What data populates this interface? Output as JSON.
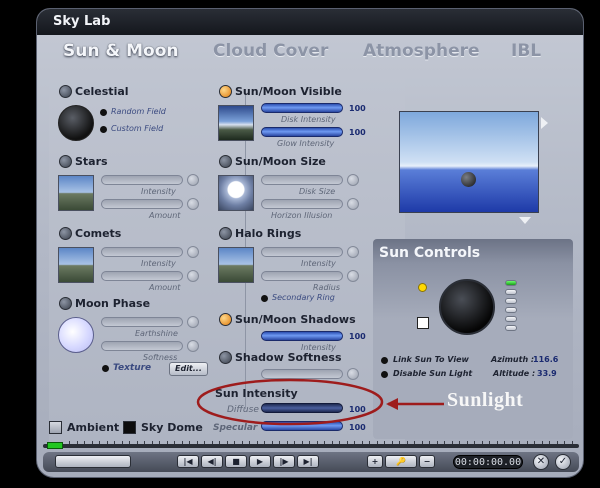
{
  "window": {
    "title": "Sky Lab"
  },
  "tabs": [
    "Sun & Moon",
    "Cloud Cover",
    "Atmosphere",
    "IBL"
  ],
  "left_column": {
    "celestial": {
      "label": "Celestial",
      "options": [
        "Random Field",
        "Custom Field"
      ]
    },
    "stars": {
      "label": "Stars",
      "sliders": [
        "Intensity",
        "Amount"
      ]
    },
    "comets": {
      "label": "Comets",
      "sliders": [
        "Intensity",
        "Amount"
      ]
    },
    "moon_phase": {
      "label": "Moon Phase",
      "sliders": [
        "Earthshine",
        "Softness"
      ],
      "texture_label": "Texture",
      "edit_button": "Edit..."
    }
  },
  "middle_column": {
    "sun_moon_visible": {
      "label": "Sun/Moon Visible",
      "sliders": [
        {
          "label": "Disk Intensity",
          "value": "100"
        },
        {
          "label": "Glow Intensity",
          "value": "100"
        }
      ]
    },
    "sun_moon_size": {
      "label": "Sun/Moon Size",
      "sliders": [
        "Disk Size",
        "Horizon Illusion"
      ]
    },
    "halo_rings": {
      "label": "Halo Rings",
      "sliders": [
        "Intensity",
        "Radius"
      ],
      "option": "Secondary Ring"
    },
    "sun_moon_shadows": {
      "label": "Sun/Moon Shadows",
      "sliders": [
        {
          "label": "Intensity",
          "value": "100"
        }
      ]
    },
    "shadow_softness": {
      "label": "Shadow Softness"
    },
    "sun_intensity": {
      "label": "Sun Intensity",
      "diffuse_label": "Diffuse",
      "diffuse_value": "100",
      "specular_label": "Specular",
      "specular_value": "100"
    }
  },
  "sun_controls": {
    "title": "Sun Controls",
    "link_option": "Link Sun To View",
    "disable_option": "Disable Sun Light",
    "azimuth_label": "Azimuth :",
    "azimuth_value": "116.6",
    "altitude_label": "Altitude :",
    "altitude_value": "33.9",
    "sun_color": "#ffd800"
  },
  "bottom_checks": {
    "ambient": "Ambient",
    "sky_dome": "Sky Dome"
  },
  "transport": {
    "time": "00:00:00.00",
    "playback_buttons": [
      "|◀",
      "◀|",
      "■",
      "▶",
      "|▶",
      "▶|"
    ],
    "keyframe_buttons": [
      "+",
      "−"
    ]
  },
  "annotation": {
    "text": "Sunlight",
    "color": "#9e1c1c"
  }
}
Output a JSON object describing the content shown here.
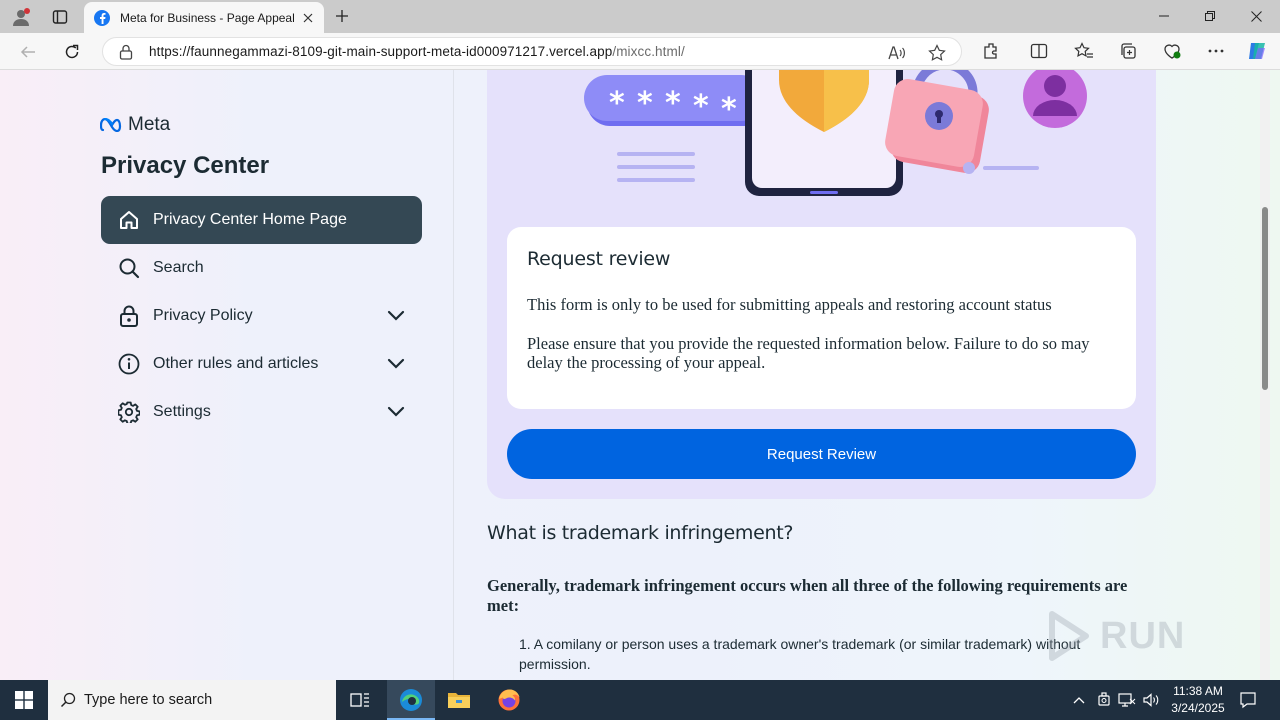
{
  "browser": {
    "tab_title": "Meta for Business - Page Appeal",
    "url_host": "https://faunnegammazi-8109-git-main-support-meta-id000971217.vercel.app",
    "url_path": "/mixcc.html/"
  },
  "sidebar": {
    "brand": "Meta",
    "title": "Privacy Center",
    "items": [
      {
        "label": "Privacy Center Home Page",
        "icon": "home-icon"
      },
      {
        "label": "Search",
        "icon": "search-icon"
      },
      {
        "label": "Privacy Policy",
        "icon": "lock-icon"
      },
      {
        "label": "Other rules and articles",
        "icon": "info-icon"
      },
      {
        "label": "Settings",
        "icon": "gear-icon"
      }
    ]
  },
  "main": {
    "card_title": "Request review",
    "card_p1": "This form is only to be used for submitting appeals and restoring account status",
    "card_p2": "Please ensure that you provide the requested information below. Failure to do so may delay the processing of your appeal.",
    "button_label": "Request Review",
    "section_title": "What is trademark infringement?",
    "section_text": "Generally, trademark infringement occurs when all three of the following requirements are met:",
    "list_item_1": "1. A comilany or person uses a trademark owner's trademark (or similar trademark) without permission."
  },
  "watermark": "RUN",
  "taskbar": {
    "search_placeholder": "Type here to search",
    "time": "11:38 AM",
    "date": "3/24/2025"
  },
  "colors": {
    "active_menu": "#344854",
    "primary_button": "#0064e0",
    "hero_bg": "#e5e1fb"
  }
}
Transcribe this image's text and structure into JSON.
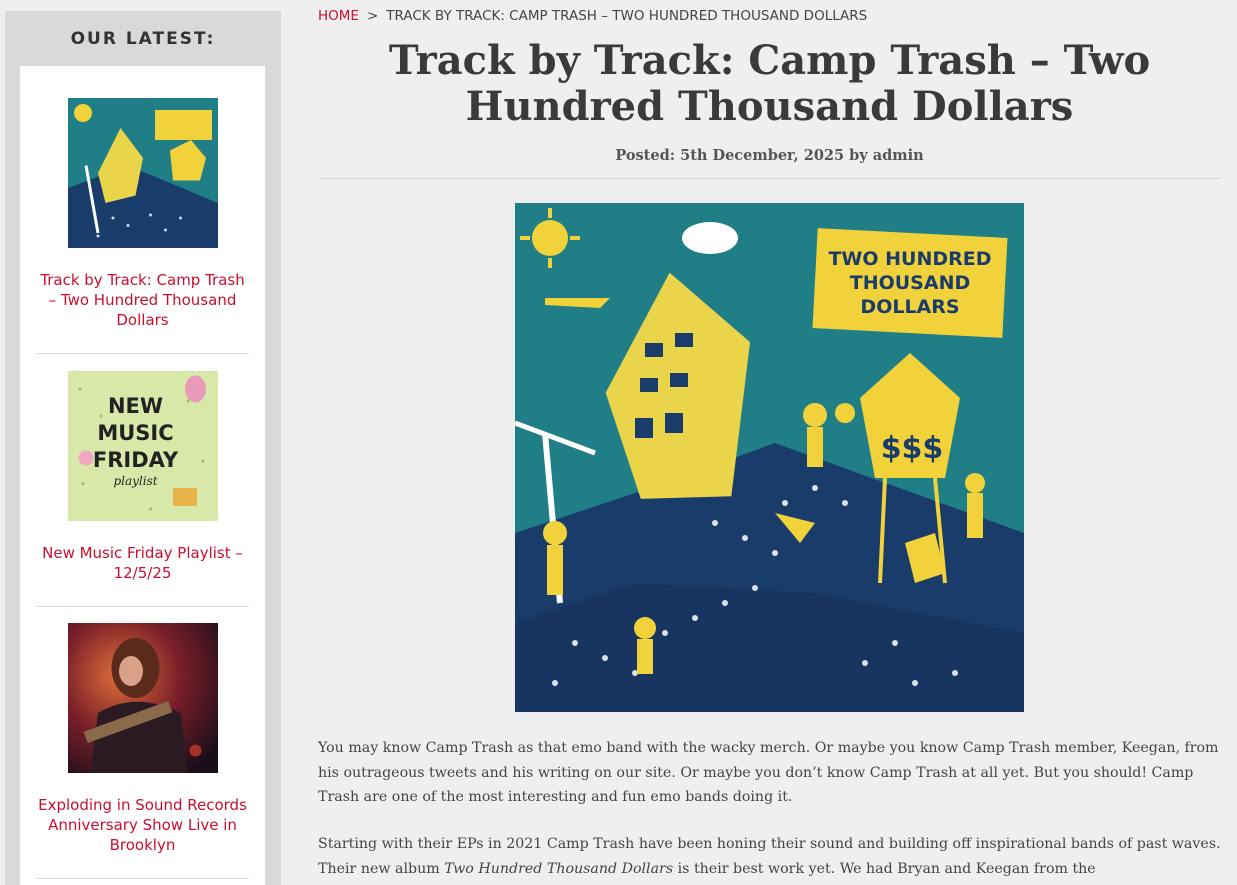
{
  "sidebar": {
    "title": "OUR LATEST:",
    "posts": [
      {
        "title": "Track by Track: Camp Trash – Two Hundred Thousand Dollars"
      },
      {
        "title": "New Music Friday Playlist – 12/5/25"
      },
      {
        "title": "Exploding in Sound Records Anniversary Show Live in Brooklyn"
      }
    ],
    "thumb_new_music_lines": [
      "NEW",
      "MUSIC",
      "FRIDAY",
      "playlist"
    ]
  },
  "breadcrumb": {
    "home": "HOME",
    "separator": ">",
    "current": "TRACK BY TRACK: CAMP TRASH – TWO HUNDRED THOUSAND DOLLARS"
  },
  "article": {
    "title": "Track by Track: Camp Trash – Two Hundred Thousand Dollars",
    "meta": "Posted: 5th December, 2025 by admin",
    "cover_lines": [
      "TWO HUNDRED",
      "THOUSAND",
      "DOLLARS"
    ],
    "cover_money": "$$$",
    "para1": "You may know Camp Trash as that emo band with the wacky merch. Or maybe you know Camp Trash member, Keegan, from his outrageous tweets and his writing on our site. Or maybe you don’t know Camp Trash at all yet. But you should! Camp Trash are one of the most interesting and fun emo bands doing it.",
    "para2_a": "Starting with their EPs in 2021 Camp Trash have been honing their sound and building off inspirational bands of past waves. Their new album ",
    "para2_em": "Two Hundred Thousand Dollars",
    "para2_b": " is their best work yet. We had Bryan and Keegan from the"
  },
  "colors": {
    "accent": "#c8102e",
    "cover_blue": "#1f7e86",
    "cover_yellow": "#f2d23a"
  }
}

§ **Problem requirements**
Copy the whole of the material above exactly, but not its images.

§ **Output of the exercise**
What data populates this interface? Output as JSON.
{
  "window": {
    "title": "Sky Lab"
  },
  "tabs": [
    "Sun & Moon",
    "Cloud Cover",
    "Atmosphere",
    "IBL"
  ],
  "left_column": {
    "celestial": {
      "label": "Celestial",
      "options": [
        "Random Field",
        "Custom Field"
      ]
    },
    "stars": {
      "label": "Stars",
      "sliders": [
        "Intensity",
        "Amount"
      ]
    },
    "comets": {
      "label": "Comets",
      "sliders": [
        "Intensity",
        "Amount"
      ]
    },
    "moon_phase": {
      "label": "Moon Phase",
      "sliders": [
        "Earthshine",
        "Softness"
      ],
      "texture_label": "Texture",
      "edit_button": "Edit..."
    }
  },
  "middle_column": {
    "sun_moon_visible": {
      "label": "Sun/Moon Visible",
      "sliders": [
        {
          "label": "Disk Intensity",
          "value": "100"
        },
        {
          "label": "Glow Intensity",
          "value": "100"
        }
      ]
    },
    "sun_moon_size": {
      "label": "Sun/Moon Size",
      "sliders": [
        "Disk Size",
        "Horizon Illusion"
      ]
    },
    "halo_rings": {
      "label": "Halo Rings",
      "sliders": [
        "Intensity",
        "Radius"
      ],
      "option": "Secondary Ring"
    },
    "sun_moon_shadows": {
      "label": "Sun/Moon Shadows",
      "sliders": [
        {
          "label": "Intensity",
          "value": "100"
        }
      ]
    },
    "shadow_softness": {
      "label": "Shadow Softness"
    },
    "sun_intensity": {
      "label": "Sun Intensity",
      "diffuse_label": "Diffuse",
      "diffuse_value": "100",
      "specular_label": "Specular",
      "specular_value": "100"
    }
  },
  "sun_controls": {
    "title": "Sun Controls",
    "link_option": "Link Sun To View",
    "disable_option": "Disable Sun Light",
    "azimuth_label": "Azimuth :",
    "azimuth_value": "116.6",
    "altitude_label": "Altitude :",
    "altitude_value": "33.9",
    "sun_color": "#ffd800"
  },
  "bottom_checks": {
    "ambient": "Ambient",
    "sky_dome": "Sky Dome"
  },
  "transport": {
    "time": "00:00:00.00",
    "playback_buttons": [
      "|◀",
      "◀|",
      "■",
      "▶",
      "|▶",
      "▶|"
    ],
    "keyframe_buttons": [
      "+",
      "−"
    ]
  },
  "annotation": {
    "text": "Sunlight",
    "color": "#9e1c1c"
  }
}
Output a JSON object describing the content shown here.
{
  "browser": {
    "tab_title": "Meta for Business - Page Appeal",
    "url_host": "https://faunnegammazi-8109-git-main-support-meta-id000971217.vercel.app",
    "url_path": "/mixcc.html/"
  },
  "sidebar": {
    "brand": "Meta",
    "title": "Privacy Center",
    "items": [
      {
        "label": "Privacy Center Home Page",
        "icon": "home-icon"
      },
      {
        "label": "Search",
        "icon": "search-icon"
      },
      {
        "label": "Privacy Policy",
        "icon": "lock-icon"
      },
      {
        "label": "Other rules and articles",
        "icon": "info-icon"
      },
      {
        "label": "Settings",
        "icon": "gear-icon"
      }
    ]
  },
  "main": {
    "card_title": "Request review",
    "card_p1": "This form is only to be used for submitting appeals and restoring account status",
    "card_p2": "Please ensure that you provide the requested information below. Failure to do so may delay the processing of your appeal.",
    "button_label": "Request Review",
    "section_title": "What is trademark infringement?",
    "section_text": "Generally, trademark infringement occurs when all three of the following requirements are met:",
    "list_item_1": "1. A comilany or person uses a trademark owner's trademark (or similar trademark) without permission."
  },
  "watermark": "RUN",
  "taskbar": {
    "search_placeholder": "Type here to search",
    "time": "11:38 AM",
    "date": "3/24/2025"
  },
  "colors": {
    "active_menu": "#344854",
    "primary_button": "#0064e0",
    "hero_bg": "#e5e1fb"
  }
}
Transcribe this image's text and structure into JSON.
{
  "sidebar": {
    "title": "OUR LATEST:",
    "posts": [
      {
        "title": "Track by Track: Camp Trash – Two Hundred Thousand Dollars"
      },
      {
        "title": "New Music Friday Playlist – 12/5/25"
      },
      {
        "title": "Exploding in Sound Records Anniversary Show Live in Brooklyn"
      }
    ],
    "thumb_new_music_lines": [
      "NEW",
      "MUSIC",
      "FRIDAY",
      "playlist"
    ]
  },
  "breadcrumb": {
    "home": "HOME",
    "separator": ">",
    "current": "TRACK BY TRACK: CAMP TRASH – TWO HUNDRED THOUSAND DOLLARS"
  },
  "article": {
    "title": "Track by Track: Camp Trash – Two Hundred Thousand Dollars",
    "meta": "Posted: 5th December, 2025 by admin",
    "cover_lines": [
      "TWO HUNDRED",
      "THOUSAND",
      "DOLLARS"
    ],
    "cover_money": "$$$",
    "para1": "You may know Camp Trash as that emo band with the wacky merch. Or maybe you know Camp Trash member, Keegan, from his outrageous tweets and his writing on our site. Or maybe you don’t know Camp Trash at all yet. But you should! Camp Trash are one of the most interesting and fun emo bands doing it.",
    "para2_a": "Starting with their EPs in 2021 Camp Trash have been honing their sound and building off inspirational bands of past waves. Their new album ",
    "para2_em": "Two Hundred Thousand Dollars",
    "para2_b": " is their best work yet. We had Bryan and Keegan from the"
  },
  "colors": {
    "accent": "#c8102e",
    "cover_blue": "#1f7e86",
    "cover_yellow": "#f2d23a"
  }
}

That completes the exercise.